-- start --
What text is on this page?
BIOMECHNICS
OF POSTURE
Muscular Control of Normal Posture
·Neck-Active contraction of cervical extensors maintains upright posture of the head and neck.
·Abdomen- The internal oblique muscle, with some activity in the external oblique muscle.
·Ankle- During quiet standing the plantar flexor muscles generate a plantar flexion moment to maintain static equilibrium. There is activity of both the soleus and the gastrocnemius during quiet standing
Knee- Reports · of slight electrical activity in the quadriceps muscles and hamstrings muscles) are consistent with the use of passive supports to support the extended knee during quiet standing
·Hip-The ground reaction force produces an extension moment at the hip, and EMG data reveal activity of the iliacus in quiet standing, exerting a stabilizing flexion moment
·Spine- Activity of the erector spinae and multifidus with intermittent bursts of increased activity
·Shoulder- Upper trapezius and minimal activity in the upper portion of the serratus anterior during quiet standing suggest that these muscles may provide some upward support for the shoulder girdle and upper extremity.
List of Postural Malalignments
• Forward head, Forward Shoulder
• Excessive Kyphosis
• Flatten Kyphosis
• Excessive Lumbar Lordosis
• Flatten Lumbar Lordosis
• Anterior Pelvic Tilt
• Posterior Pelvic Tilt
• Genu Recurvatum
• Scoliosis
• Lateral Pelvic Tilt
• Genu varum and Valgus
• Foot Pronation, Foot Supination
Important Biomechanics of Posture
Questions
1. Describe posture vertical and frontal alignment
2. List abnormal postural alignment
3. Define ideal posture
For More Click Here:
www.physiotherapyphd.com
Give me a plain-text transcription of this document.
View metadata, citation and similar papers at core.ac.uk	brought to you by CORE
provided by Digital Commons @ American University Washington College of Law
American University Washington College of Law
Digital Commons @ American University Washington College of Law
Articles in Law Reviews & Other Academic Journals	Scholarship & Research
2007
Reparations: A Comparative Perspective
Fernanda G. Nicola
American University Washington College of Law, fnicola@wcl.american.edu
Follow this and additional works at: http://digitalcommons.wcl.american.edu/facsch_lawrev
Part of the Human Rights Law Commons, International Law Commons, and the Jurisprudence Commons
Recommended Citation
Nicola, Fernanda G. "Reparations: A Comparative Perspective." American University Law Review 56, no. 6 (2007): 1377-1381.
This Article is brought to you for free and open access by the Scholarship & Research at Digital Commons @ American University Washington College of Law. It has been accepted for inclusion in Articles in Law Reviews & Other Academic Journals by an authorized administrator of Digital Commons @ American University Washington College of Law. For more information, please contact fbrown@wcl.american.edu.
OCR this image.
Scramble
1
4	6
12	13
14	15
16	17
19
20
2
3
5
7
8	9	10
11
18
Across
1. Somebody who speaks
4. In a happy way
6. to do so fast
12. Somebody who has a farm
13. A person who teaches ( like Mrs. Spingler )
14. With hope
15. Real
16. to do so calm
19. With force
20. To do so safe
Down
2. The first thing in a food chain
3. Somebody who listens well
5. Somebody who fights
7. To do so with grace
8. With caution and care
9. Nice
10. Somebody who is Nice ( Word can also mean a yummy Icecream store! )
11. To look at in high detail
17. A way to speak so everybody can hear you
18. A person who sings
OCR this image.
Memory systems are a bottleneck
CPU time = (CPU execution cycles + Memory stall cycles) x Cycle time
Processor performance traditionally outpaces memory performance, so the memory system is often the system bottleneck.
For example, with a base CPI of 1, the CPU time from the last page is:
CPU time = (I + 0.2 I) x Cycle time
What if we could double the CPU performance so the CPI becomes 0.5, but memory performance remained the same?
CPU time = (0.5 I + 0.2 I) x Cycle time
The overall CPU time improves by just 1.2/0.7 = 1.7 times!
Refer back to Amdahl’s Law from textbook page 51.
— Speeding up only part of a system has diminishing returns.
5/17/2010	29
-- end --
Short problem: Reproduce the material in full, with no word added or dropped.

Answer to the exercise:
What text is on this page?
BIOMECHNICS
OF POSTURE
Muscular Control of Normal Posture
·Neck-Active contraction of cervical extensors maintains upright posture of the head and neck.
·Abdomen- The internal oblique muscle, with some activity in the external oblique muscle.
·Ankle- During quiet standing the plantar flexor muscles generate a plantar flexion moment to maintain static equilibrium. There is activity of both the soleus and the gastrocnemius during quiet standing
Knee- Reports · of slight electrical activity in the quadriceps muscles and hamstrings muscles) are consistent with the use of passive supports to support the extended knee during quiet standing
·Hip-The ground reaction force produces an extension moment at the hip, and EMG data reveal activity of the iliacus in quiet standing, exerting a stabilizing flexion moment
·Spine- Activity of the erector spinae and multifidus with intermittent bursts of increased activity
·Shoulder- Upper trapezius and minimal activity in the upper portion of the serratus anterior during quiet standing suggest that these muscles may provide some upward support for the shoulder girdle and upper extremity.
List of Postural Malalignments
• Forward head, Forward Shoulder
• Excessive Kyphosis
• Flatten Kyphosis
• Excessive Lumbar Lordosis
• Flatten Lumbar Lordosis
• Anterior Pelvic Tilt
• Posterior Pelvic Tilt
• Genu Recurvatum
• Scoliosis
• Lateral Pelvic Tilt
• Genu varum and Valgus
• Foot Pronation, Foot Supination
Important Biomechanics of Posture
Questions
1. Describe posture vertical and frontal alignment
2. List abnormal postural alignment
3. Define ideal posture
For More Click Here:
www.physiotherapyphd.com
Give me a plain-text transcription of this document.
View metadata, citation and similar papers at core.ac.uk	brought to you by CORE
provided by Digital Commons @ American University Washington College of Law
American University Washington College of Law
Digital Commons @ American University Washington College of Law
Articles in Law Reviews & Other Academic Journals	Scholarship & Research
2007
Reparations: A Comparative Perspective
Fernanda G. Nicola
American University Washington College of Law, fnicola@wcl.american.edu
Follow this and additional works at: http://digitalcommons.wcl.american.edu/facsch_lawrev
Part of the Human Rights Law Commons, International Law Commons, and the Jurisprudence Commons
Recommended Citation
Nicola, Fernanda G. "Reparations: A Comparative Perspective." American University Law Review 56, no. 6 (2007): 1377-1381.
This Article is brought to you for free and open access by the Scholarship & Research at Digital Commons @ American University Washington College of Law. It has been accepted for inclusion in Articles in Law Reviews & Other Academic Journals by an authorized administrator of Digital Commons @ American University Washington College of Law. For more information, please contact fbrown@wcl.american.edu.
OCR this image.
Scramble
1
4	6
12	13
14	15
16	17
19
20
2
3
5
7
8	9	10
11
18
Across
1. Somebody who speaks
4. In a happy way
6. to do so fast
12. Somebody who has a farm
13. A person who teaches ( like Mrs. Spingler )
14. With hope
15. Real
16. to do so calm
19. With force
20. To do so safe
Down
2. The first thing in a food chain
3. Somebody who listens well
5. Somebody who fights
7. To do so with grace
8. With caution and care
9. Nice
10. Somebody who is Nice ( Word can also mean a yummy Icecream store! )
11. To look at in high detail
17. A way to speak so everybody can hear you
18. A person who sings
OCR this image.
Memory systems are a bottleneck
CPU time = (CPU execution cycles + Memory stall cycles) x Cycle time
Processor performance traditionally outpaces memory performance, so the memory system is often the system bottleneck.
For example, with a base CPI of 1, the CPU time from the last page is:
CPU time = (I + 0.2 I) x Cycle time
What if we could double the CPU performance so the CPI becomes 0.5, but memory performance remained the same?
CPU time = (0.5 I + 0.2 I) x Cycle time
The overall CPU time improves by just 1.2/0.7 = 1.7 times!
Refer back to Amdahl’s Law from textbook page 51.
— Speeding up only part of a system has diminishing returns.
5/17/2010	29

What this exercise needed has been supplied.